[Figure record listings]
begin
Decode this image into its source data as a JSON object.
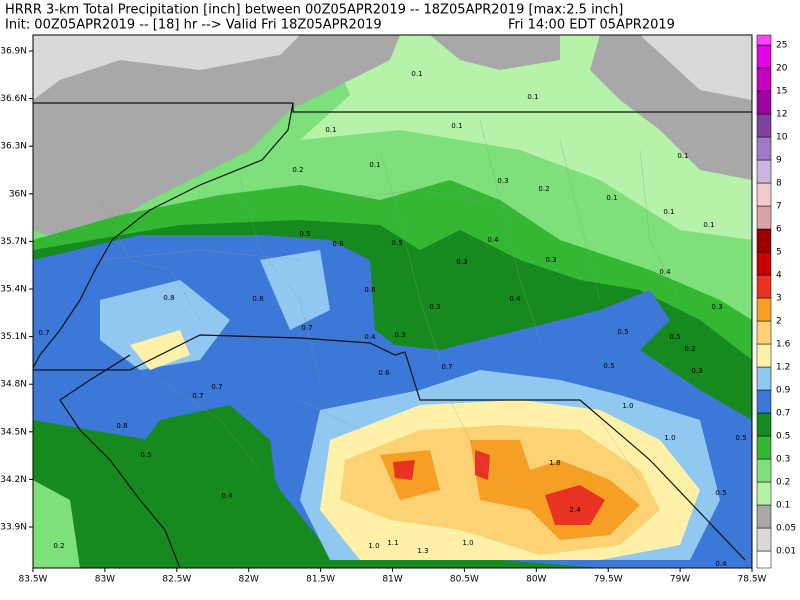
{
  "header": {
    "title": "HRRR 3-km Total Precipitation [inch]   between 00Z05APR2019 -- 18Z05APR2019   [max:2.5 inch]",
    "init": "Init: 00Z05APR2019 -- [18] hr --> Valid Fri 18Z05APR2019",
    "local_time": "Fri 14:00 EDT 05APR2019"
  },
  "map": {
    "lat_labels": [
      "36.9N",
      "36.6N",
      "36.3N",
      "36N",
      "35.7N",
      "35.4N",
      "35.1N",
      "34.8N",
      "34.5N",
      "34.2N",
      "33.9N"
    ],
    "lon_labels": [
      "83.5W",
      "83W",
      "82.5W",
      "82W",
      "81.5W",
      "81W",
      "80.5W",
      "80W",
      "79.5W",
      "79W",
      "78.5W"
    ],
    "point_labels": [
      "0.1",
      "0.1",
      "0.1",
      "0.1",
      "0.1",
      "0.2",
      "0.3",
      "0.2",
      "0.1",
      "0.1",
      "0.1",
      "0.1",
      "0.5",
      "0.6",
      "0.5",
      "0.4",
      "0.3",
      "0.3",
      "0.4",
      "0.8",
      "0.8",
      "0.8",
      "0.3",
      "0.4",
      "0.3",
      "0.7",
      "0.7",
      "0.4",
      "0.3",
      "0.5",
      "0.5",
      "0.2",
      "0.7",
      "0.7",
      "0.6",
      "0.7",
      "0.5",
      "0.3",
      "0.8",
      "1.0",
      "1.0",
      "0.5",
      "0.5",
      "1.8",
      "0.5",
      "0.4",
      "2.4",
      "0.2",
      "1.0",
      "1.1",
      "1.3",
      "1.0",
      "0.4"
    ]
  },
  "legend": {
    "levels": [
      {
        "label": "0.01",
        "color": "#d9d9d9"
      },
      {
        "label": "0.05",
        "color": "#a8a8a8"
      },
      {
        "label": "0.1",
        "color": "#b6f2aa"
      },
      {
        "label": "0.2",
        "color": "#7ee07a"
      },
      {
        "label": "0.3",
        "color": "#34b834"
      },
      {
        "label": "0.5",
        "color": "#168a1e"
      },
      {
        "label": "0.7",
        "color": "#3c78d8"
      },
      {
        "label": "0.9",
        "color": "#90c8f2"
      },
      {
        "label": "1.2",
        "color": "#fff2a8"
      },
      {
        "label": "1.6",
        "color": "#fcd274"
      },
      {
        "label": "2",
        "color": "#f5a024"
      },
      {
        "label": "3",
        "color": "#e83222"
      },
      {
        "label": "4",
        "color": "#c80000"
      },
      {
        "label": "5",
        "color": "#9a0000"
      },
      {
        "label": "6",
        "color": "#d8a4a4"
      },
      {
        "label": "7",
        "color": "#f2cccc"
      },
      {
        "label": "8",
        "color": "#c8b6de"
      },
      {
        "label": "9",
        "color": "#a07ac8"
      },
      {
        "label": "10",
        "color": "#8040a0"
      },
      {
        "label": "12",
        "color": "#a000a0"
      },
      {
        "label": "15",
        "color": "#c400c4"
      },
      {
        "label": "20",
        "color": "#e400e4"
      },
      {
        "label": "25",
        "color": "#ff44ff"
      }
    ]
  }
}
end
**What the task requires:** Using the records above, output their complete text exactly, minus any images.

**Task result:**
Decode this image into its source data as a JSON object.
{
  "header": {
    "title": "HRRR 3-km Total Precipitation [inch]   between 00Z05APR2019 -- 18Z05APR2019   [max:2.5 inch]",
    "init": "Init: 00Z05APR2019 -- [18] hr --> Valid Fri 18Z05APR2019",
    "local_time": "Fri 14:00 EDT 05APR2019"
  },
  "map": {
    "lat_labels": [
      "36.9N",
      "36.6N",
      "36.3N",
      "36N",
      "35.7N",
      "35.4N",
      "35.1N",
      "34.8N",
      "34.5N",
      "34.2N",
      "33.9N"
    ],
    "lon_labels": [
      "83.5W",
      "83W",
      "82.5W",
      "82W",
      "81.5W",
      "81W",
      "80.5W",
      "80W",
      "79.5W",
      "79W",
      "78.5W"
    ],
    "point_labels": [
      "0.1",
      "0.1",
      "0.1",
      "0.1",
      "0.1",
      "0.2",
      "0.3",
      "0.2",
      "0.1",
      "0.1",
      "0.1",
      "0.1",
      "0.5",
      "0.6",
      "0.5",
      "0.4",
      "0.3",
      "0.3",
      "0.4",
      "0.8",
      "0.8",
      "0.8",
      "0.3",
      "0.4",
      "0.3",
      "0.7",
      "0.7",
      "0.4",
      "0.3",
      "0.5",
      "0.5",
      "0.2",
      "0.7",
      "0.7",
      "0.6",
      "0.7",
      "0.5",
      "0.3",
      "0.8",
      "1.0",
      "1.0",
      "0.5",
      "0.5",
      "1.8",
      "0.5",
      "0.4",
      "2.4",
      "0.2",
      "1.0",
      "1.1",
      "1.3",
      "1.0",
      "0.4"
    ]
  },
  "legend": {
    "levels": [
      {
        "label": "0.01",
        "color": "#d9d9d9"
      },
      {
        "label": "0.05",
        "color": "#a8a8a8"
      },
      {
        "label": "0.1",
        "color": "#b6f2aa"
      },
      {
        "label": "0.2",
        "color": "#7ee07a"
      },
      {
        "label": "0.3",
        "color": "#34b834"
      },
      {
        "label": "0.5",
        "color": "#168a1e"
      },
      {
        "label": "0.7",
        "color": "#3c78d8"
      },
      {
        "label": "0.9",
        "color": "#90c8f2"
      },
      {
        "label": "1.2",
        "color": "#fff2a8"
      },
      {
        "label": "1.6",
        "color": "#fcd274"
      },
      {
        "label": "2",
        "color": "#f5a024"
      },
      {
        "label": "3",
        "color": "#e83222"
      },
      {
        "label": "4",
        "color": "#c80000"
      },
      {
        "label": "5",
        "color": "#9a0000"
      },
      {
        "label": "6",
        "color": "#d8a4a4"
      },
      {
        "label": "7",
        "color": "#f2cccc"
      },
      {
        "label": "8",
        "color": "#c8b6de"
      },
      {
        "label": "9",
        "color": "#a07ac8"
      },
      {
        "label": "10",
        "color": "#8040a0"
      },
      {
        "label": "12",
        "color": "#a000a0"
      },
      {
        "label": "15",
        "color": "#c400c4"
      },
      {
        "label": "20",
        "color": "#e400e4"
      },
      {
        "label": "25",
        "color": "#ff44ff"
      }
    ]
  }
}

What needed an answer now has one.